Exactly the lines from the line containing "Read all visible content and emit it as JSON." through the final line of the entries below must be returned, and only those, without pictures.

============

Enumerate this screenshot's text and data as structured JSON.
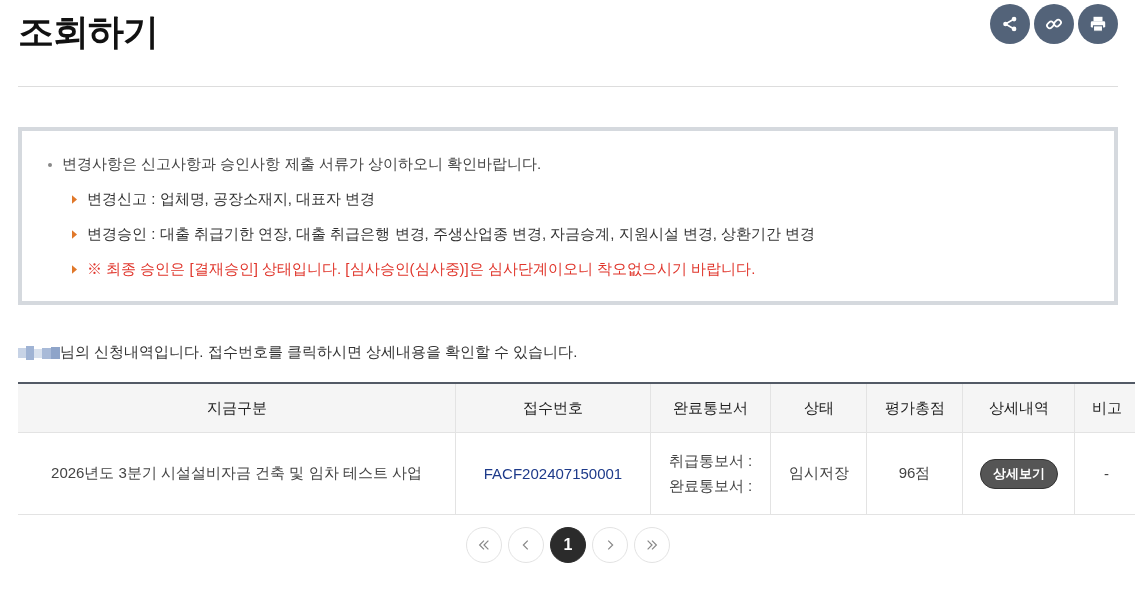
{
  "page_title": "조회하기",
  "header_actions": [
    {
      "kind": "share"
    },
    {
      "kind": "link"
    },
    {
      "kind": "print"
    }
  ],
  "notice": {
    "heading": "변경사항은 신고사항과 승인사항 제출 서류가 상이하오니 확인바랍니다.",
    "items": [
      {
        "kind": "note",
        "text": "변경신고 : 업체명, 공장소재지, 대표자 변경"
      },
      {
        "kind": "note",
        "text": "변경승인 : 대출 취급기한 연장, 대출 취급은행 변경, 주생산업종 변경, 자금승계, 지원시설 변경, 상환기간 변경"
      },
      {
        "kind": "warning",
        "text": "※ 최종 승인은 [결재승인] 상태입니다. [심사승인(심사중)]은 심사단계이오니 착오없으시기 바랍니다."
      }
    ]
  },
  "intro_text": "님의 신청내역입니다. 접수번호를 클릭하시면 상세내용을 확인할 수 있습니다.",
  "table": {
    "columns": [
      "지금구분",
      "접수번호",
      "완료통보서",
      "상태",
      "평가총점",
      "상세내역",
      "비고"
    ],
    "rows": [
      {
        "category": "2026년도 3분기 시설설비자금 건축 및 임차 테스트 사업",
        "receipt_no": "FACF202407150001",
        "reports": [
          "취급통보서 :",
          "완료통보서 :"
        ],
        "status": "임시저장",
        "score": "96점",
        "detail_button": "상세보기",
        "note": "-"
      }
    ]
  },
  "pagination": {
    "nav": [
      {
        "kind": "first"
      },
      {
        "kind": "prev"
      }
    ],
    "pages": [
      {
        "label": "1",
        "selected": true
      }
    ],
    "nav_after": [
      {
        "kind": "next"
      },
      {
        "kind": "last"
      }
    ]
  }
}
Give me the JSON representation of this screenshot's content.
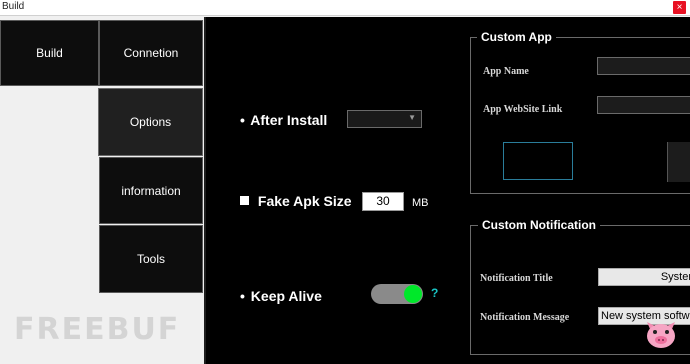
{
  "window": {
    "title": "Build",
    "close_glyph": "×"
  },
  "nav": {
    "build": "Build",
    "connection": "Connetion",
    "options": "Options",
    "information": "information",
    "tools": "Tools"
  },
  "options": {
    "after_install_label": "After Install",
    "after_install_value": "",
    "fake_apk_label": "Fake Apk Size",
    "fake_apk_value": "30",
    "fake_apk_unit": "MB",
    "keep_alive_label": "Keep Alive",
    "keep_alive_on": true,
    "help_glyph": "?"
  },
  "custom_app": {
    "title": "Custom App",
    "app_name_label": "App Name",
    "app_name_value": "",
    "website_label": "App WebSite Link",
    "website_value": ""
  },
  "custom_notification": {
    "title": "Custom Notification",
    "notif_title_label": "Notification Title",
    "notif_title_value": "Syster",
    "notif_msg_label": "Notification Message",
    "notif_msg_value": "New system softw"
  },
  "watermark": "FREEBUF",
  "colors": {
    "toggle_on": "#00e82a",
    "help": "#19c4c4",
    "close": "#e81123"
  }
}
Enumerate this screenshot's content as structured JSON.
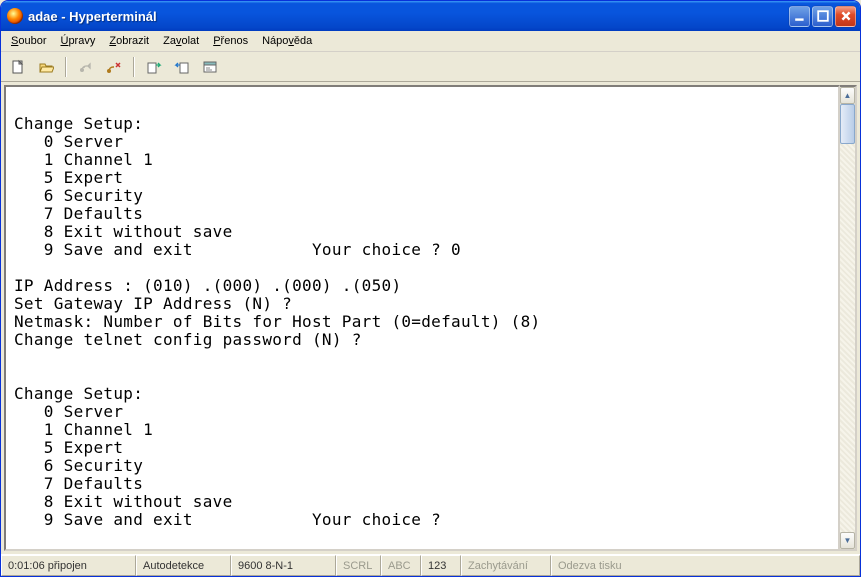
{
  "window": {
    "title": "adae - Hyperterminál"
  },
  "menu": {
    "items": [
      {
        "u": "S",
        "rest": "oubor"
      },
      {
        "u": "Ú",
        "rest": "pravy"
      },
      {
        "u": "Z",
        "rest": "obrazit"
      },
      {
        "u": "",
        "rest": "Za",
        "u2": "v",
        "rest2": "olat"
      },
      {
        "u": "P",
        "rest": "řenos",
        "pre": ""
      },
      {
        "u": "",
        "rest": "",
        "raw": "Nápověda",
        "upos": 4
      }
    ],
    "m0": "Soubor",
    "m1": "Úpravy",
    "m2": "Zobrazit",
    "m3": "Zavolat",
    "m4": "Přenos",
    "m5": "Nápověda"
  },
  "terminal_text": "\nChange Setup:\n   0 Server\n   1 Channel 1\n   5 Expert\n   6 Security\n   7 Defaults\n   8 Exit without save\n   9 Save and exit            Your choice ? 0\n\nIP Address : (010) .(000) .(000) .(050)\nSet Gateway IP Address (N) ?\nNetmask: Number of Bits for Host Part (0=default) (8)\nChange telnet config password (N) ?\n\n\nChange Setup:\n   0 Server\n   1 Channel 1\n   5 Expert\n   6 Security\n   7 Defaults\n   8 Exit without save\n   9 Save and exit            Your choice ?",
  "status": {
    "time": "0:01:06 připojen",
    "detect": "Autodetekce",
    "conn": "9600 8-N-1",
    "scrl": "SCRL",
    "abc": "ABC",
    "num": "123",
    "capture": "Zachytávání",
    "echo": "Odezva tisku"
  }
}
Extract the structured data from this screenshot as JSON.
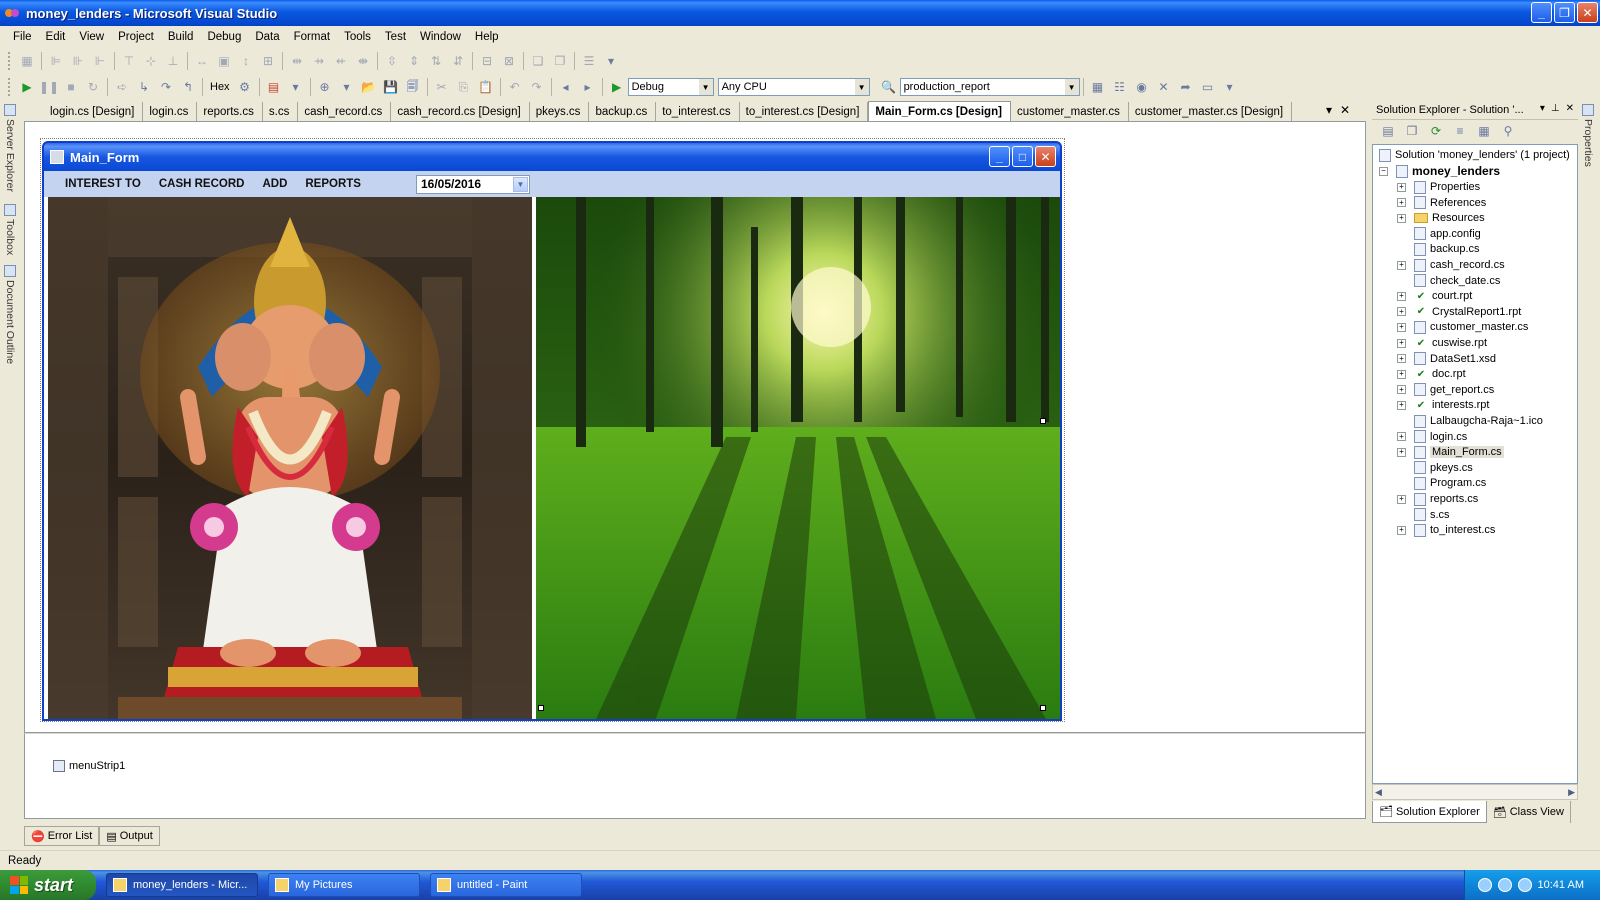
{
  "window": {
    "title": "money_lenders - Microsoft Visual Studio"
  },
  "menu": [
    "File",
    "Edit",
    "View",
    "Project",
    "Build",
    "Debug",
    "Data",
    "Format",
    "Tools",
    "Test",
    "Window",
    "Help"
  ],
  "toolbar2": {
    "hex_label": "Hex",
    "config": "Debug",
    "platform": "Any CPU",
    "find": "production_report"
  },
  "side_tabs": [
    "Server Explorer",
    "Toolbox",
    "Document Outline"
  ],
  "right_side_tab": "Properties",
  "doc_tabs": [
    {
      "label": "login.cs [Design]",
      "active": false
    },
    {
      "label": "login.cs",
      "active": false
    },
    {
      "label": "reports.cs",
      "active": false
    },
    {
      "label": "s.cs",
      "active": false
    },
    {
      "label": "cash_record.cs",
      "active": false
    },
    {
      "label": "cash_record.cs [Design]",
      "active": false
    },
    {
      "label": "pkeys.cs",
      "active": false
    },
    {
      "label": "backup.cs",
      "active": false
    },
    {
      "label": "to_interest.cs",
      "active": false
    },
    {
      "label": "to_interest.cs [Design]",
      "active": false
    },
    {
      "label": "Main_Form.cs [Design]",
      "active": true
    },
    {
      "label": "customer_master.cs",
      "active": false
    },
    {
      "label": "customer_master.cs [Design]",
      "active": false
    }
  ],
  "form": {
    "title": "Main_Form",
    "menu": [
      "INTEREST TO",
      "CASH RECORD",
      "ADD",
      "REPORTS"
    ],
    "date": "16/05/2016"
  },
  "tray": {
    "component": "menuStrip1"
  },
  "solution_explorer": {
    "title": "Solution Explorer - Solution '...",
    "solution": "Solution 'money_lenders' (1 project)",
    "project": "money_lenders",
    "items": [
      {
        "label": "Properties",
        "icon": "properties-icon",
        "expandable": true
      },
      {
        "label": "References",
        "icon": "references-icon",
        "expandable": true
      },
      {
        "label": "Resources",
        "icon": "folder-icon",
        "expandable": true
      },
      {
        "label": "app.config",
        "icon": "config-file-icon",
        "expandable": false
      },
      {
        "label": "backup.cs",
        "icon": "cs-file-icon",
        "expandable": false
      },
      {
        "label": "cash_record.cs",
        "icon": "form-file-icon",
        "expandable": true
      },
      {
        "label": "check_date.cs",
        "icon": "cs-file-icon",
        "expandable": false
      },
      {
        "label": "court.rpt",
        "icon": "report-icon",
        "expandable": true
      },
      {
        "label": "CrystalReport1.rpt",
        "icon": "report-icon",
        "expandable": true
      },
      {
        "label": "customer_master.cs",
        "icon": "form-file-icon",
        "expandable": true
      },
      {
        "label": "cuswise.rpt",
        "icon": "report-icon",
        "expandable": true
      },
      {
        "label": "DataSet1.xsd",
        "icon": "dataset-icon",
        "expandable": true
      },
      {
        "label": "doc.rpt",
        "icon": "report-icon",
        "expandable": true
      },
      {
        "label": "get_report.cs",
        "icon": "form-file-icon",
        "expandable": true
      },
      {
        "label": "interests.rpt",
        "icon": "report-icon",
        "expandable": true
      },
      {
        "label": "Lalbaugcha-Raja~1.ico",
        "icon": "ico-file-icon",
        "expandable": false
      },
      {
        "label": "login.cs",
        "icon": "form-file-icon",
        "expandable": true
      },
      {
        "label": "Main_Form.cs",
        "icon": "form-file-icon",
        "expandable": true,
        "selected": true
      },
      {
        "label": "pkeys.cs",
        "icon": "cs-file-icon",
        "expandable": false
      },
      {
        "label": "Program.cs",
        "icon": "cs-file-icon",
        "expandable": false
      },
      {
        "label": "reports.cs",
        "icon": "form-file-icon",
        "expandable": true
      },
      {
        "label": "s.cs",
        "icon": "cs-file-icon",
        "expandable": false
      },
      {
        "label": "to_interest.cs",
        "icon": "form-file-icon",
        "expandable": true
      }
    ],
    "tabs": [
      "Solution Explorer",
      "Class View"
    ]
  },
  "bottom_tabs": [
    "Error List",
    "Output"
  ],
  "status": "Ready",
  "taskbar": {
    "start": "start",
    "tasks": [
      "money_lenders - Micr...",
      "My Pictures",
      "untitled - Paint"
    ],
    "clock": "10:41 AM"
  }
}
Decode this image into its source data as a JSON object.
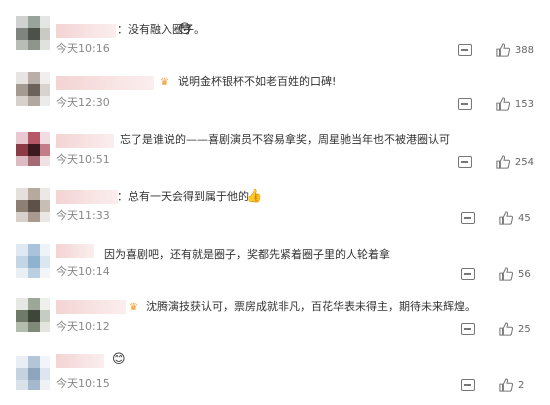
{
  "comments": [
    {
      "text": "：没有融入圈子。",
      "emoji": "😳",
      "crown": false,
      "time": "今天10:16",
      "likes": "388"
    },
    {
      "text": "说明金杯银杯不如老百姓的口碑!",
      "emoji": "",
      "crown": true,
      "time": "今天12:30",
      "likes": "153"
    },
    {
      "text": "忘了是谁说的——喜剧演员不容易拿奖，周星驰当年也不被港圈认可",
      "emoji": "",
      "crown": false,
      "time": "今天10:51",
      "likes": "254"
    },
    {
      "text": "：总有一天会得到属于他的",
      "emoji": "👍",
      "crown": false,
      "time": "今天11:33",
      "likes": "45"
    },
    {
      "text": "因为喜剧吧，还有就是圈子，奖都先紧着圈子里的人轮着拿",
      "emoji": "",
      "crown": false,
      "time": "今天10:14",
      "likes": "56"
    },
    {
      "text": "沈腾演技获认可，票房成就非凡，百花华表未得主，期待未来辉煌。",
      "emoji": "",
      "crown": true,
      "time": "今天10:12",
      "likes": "25"
    },
    {
      "text": "",
      "emoji": "😊",
      "crown": false,
      "time": "今天10:15",
      "likes": "2"
    }
  ],
  "icons": {
    "reply": "reply-icon",
    "like": "thumbs-up-icon",
    "crown": "crown-badge-icon"
  }
}
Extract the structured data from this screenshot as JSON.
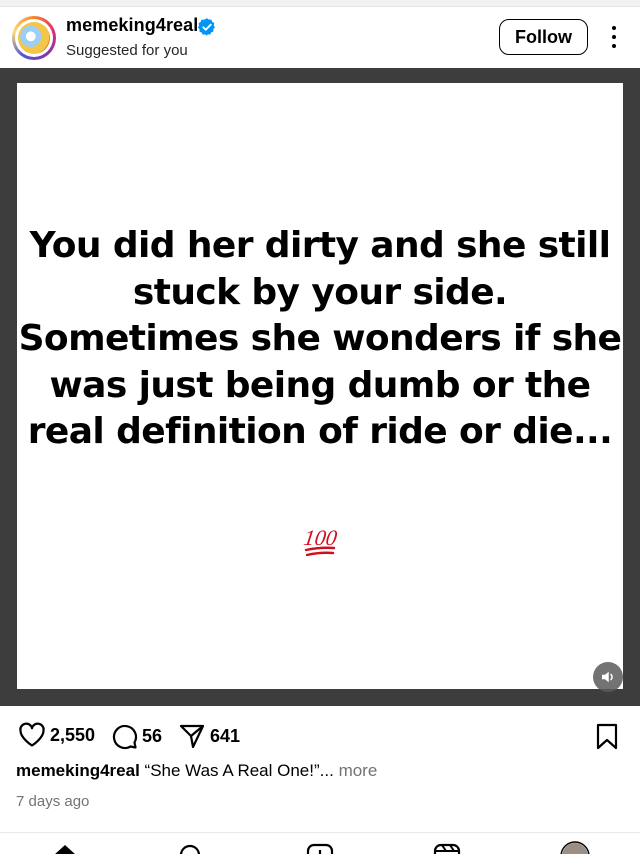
{
  "post": {
    "username": "memeking4real",
    "subtitle": "Suggested for you",
    "follow_label": "Follow",
    "quote": "You did her dirty and she still stuck by your side. Sometimes she wonders if she was just being dumb or the real definition of ride or die...",
    "emoji": "100"
  },
  "actions": {
    "likes": "2,550",
    "comments": "56",
    "shares": "641"
  },
  "caption": {
    "username": "memeking4real",
    "text": "“She Was A Real One!”",
    "ellipsis": "...",
    "more": "more"
  },
  "timestamp": "7 days ago",
  "colors": {
    "verified": "#0095f6",
    "media_background": "#3d3d3d",
    "emoji_red": "#d0101e",
    "muted_text": "#737373"
  },
  "icons": [
    "verified-badge-icon",
    "more-options-icon",
    "sound-icon",
    "heart-icon",
    "comment-icon",
    "share-icon",
    "bookmark-icon",
    "home-icon",
    "search-icon",
    "create-icon",
    "reels-icon",
    "profile-icon"
  ]
}
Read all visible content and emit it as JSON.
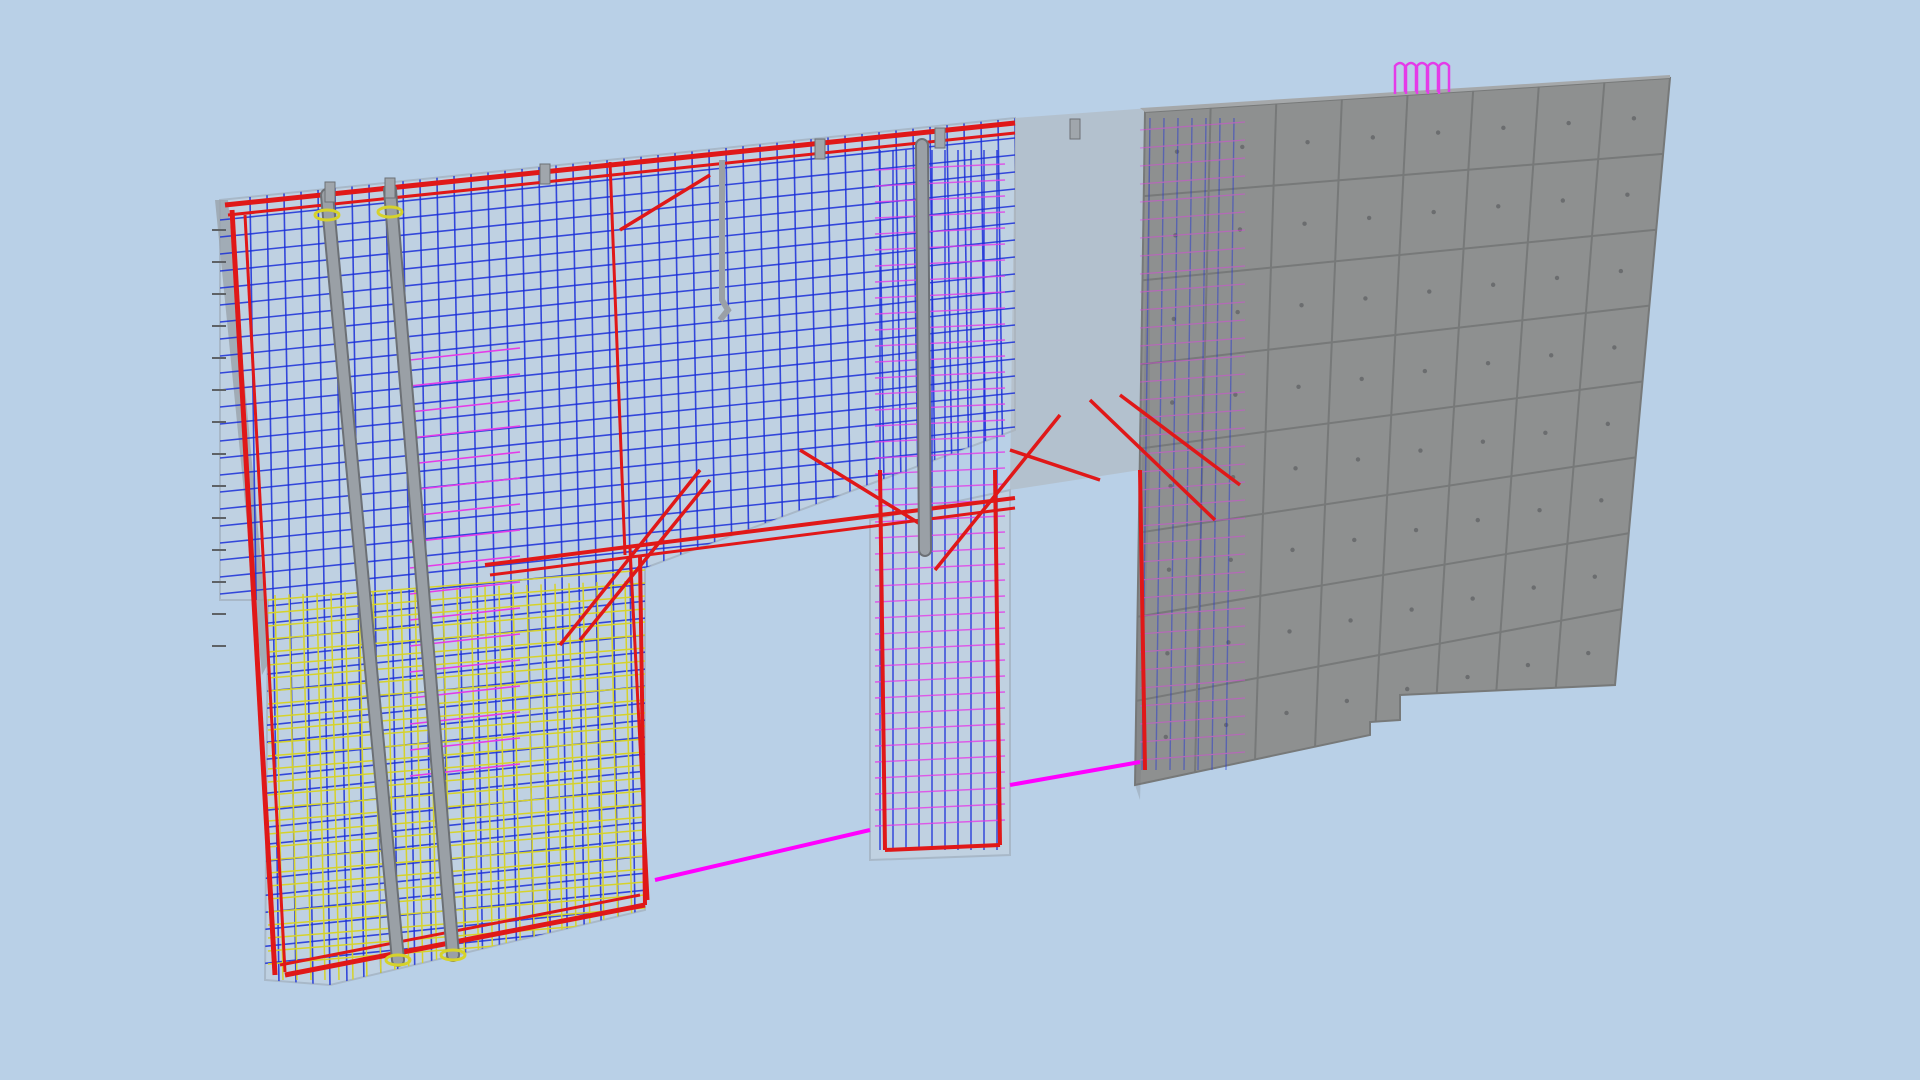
{
  "viewport": {
    "background": "#b9d0e7",
    "scene": "reinforced-concrete-wall-3d-model"
  },
  "colors": {
    "concrete": "#8e9090",
    "concrete_dark": "#777979",
    "concrete_ghost": "#c4d2de",
    "rebar_red": "#e01818",
    "rebar_orange": "#f07a20",
    "rebar_blue": "#1a2fd8",
    "rebar_magenta": "#e43be8",
    "rebar_yellow": "#d6d22a",
    "pipe_grey": "#9aa0a6",
    "link_magenta": "#ff00ff"
  },
  "components": [
    {
      "id": "wall-panel-left",
      "material": "concrete-transparent",
      "reinforcement": [
        "red",
        "blue",
        "magenta",
        "yellow",
        "orange"
      ]
    },
    {
      "id": "wall-pier-middle",
      "material": "concrete-transparent",
      "reinforcement": [
        "red",
        "blue",
        "magenta"
      ]
    },
    {
      "id": "wall-panel-right",
      "material": "concrete-solid"
    },
    {
      "id": "door-opening-1"
    },
    {
      "id": "door-opening-2"
    },
    {
      "id": "lifting-anchor-top"
    },
    {
      "id": "connection-line",
      "color": "magenta"
    }
  ]
}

============

THE REPLY>
Read all visible content and emit it as JSON.
{
  "viewport": {
    "background": "#b9d0e7",
    "scene": "reinforced-concrete-wall-3d-model"
  },
  "colors": {
    "concrete": "#8e9090",
    "concrete_dark": "#777979",
    "concrete_ghost": "#c4d2de",
    "rebar_red": "#e01818",
    "rebar_orange": "#f07a20",
    "rebar_blue": "#1a2fd8",
    "rebar_magenta": "#e43be8",
    "rebar_yellow": "#d6d22a",
    "pipe_grey": "#9aa0a6",
    "link_magenta": "#ff00ff"
  },
  "components": [
    {
      "id": "wall-panel-left",
      "material": "concrete-transparent",
      "reinforcement": [
        "red",
        "blue",
        "magenta",
        "yellow",
        "orange"
      ]
    },
    {
      "id": "wall-pier-middle",
      "material": "concrete-transparent",
      "reinforcement": [
        "red",
        "blue",
        "magenta"
      ]
    },
    {
      "id": "wall-panel-right",
      "material": "concrete-solid"
    },
    {
      "id": "door-opening-1"
    },
    {
      "id": "door-opening-2"
    },
    {
      "id": "lifting-anchor-top"
    },
    {
      "id": "connection-line",
      "color": "magenta"
    }
  ]
}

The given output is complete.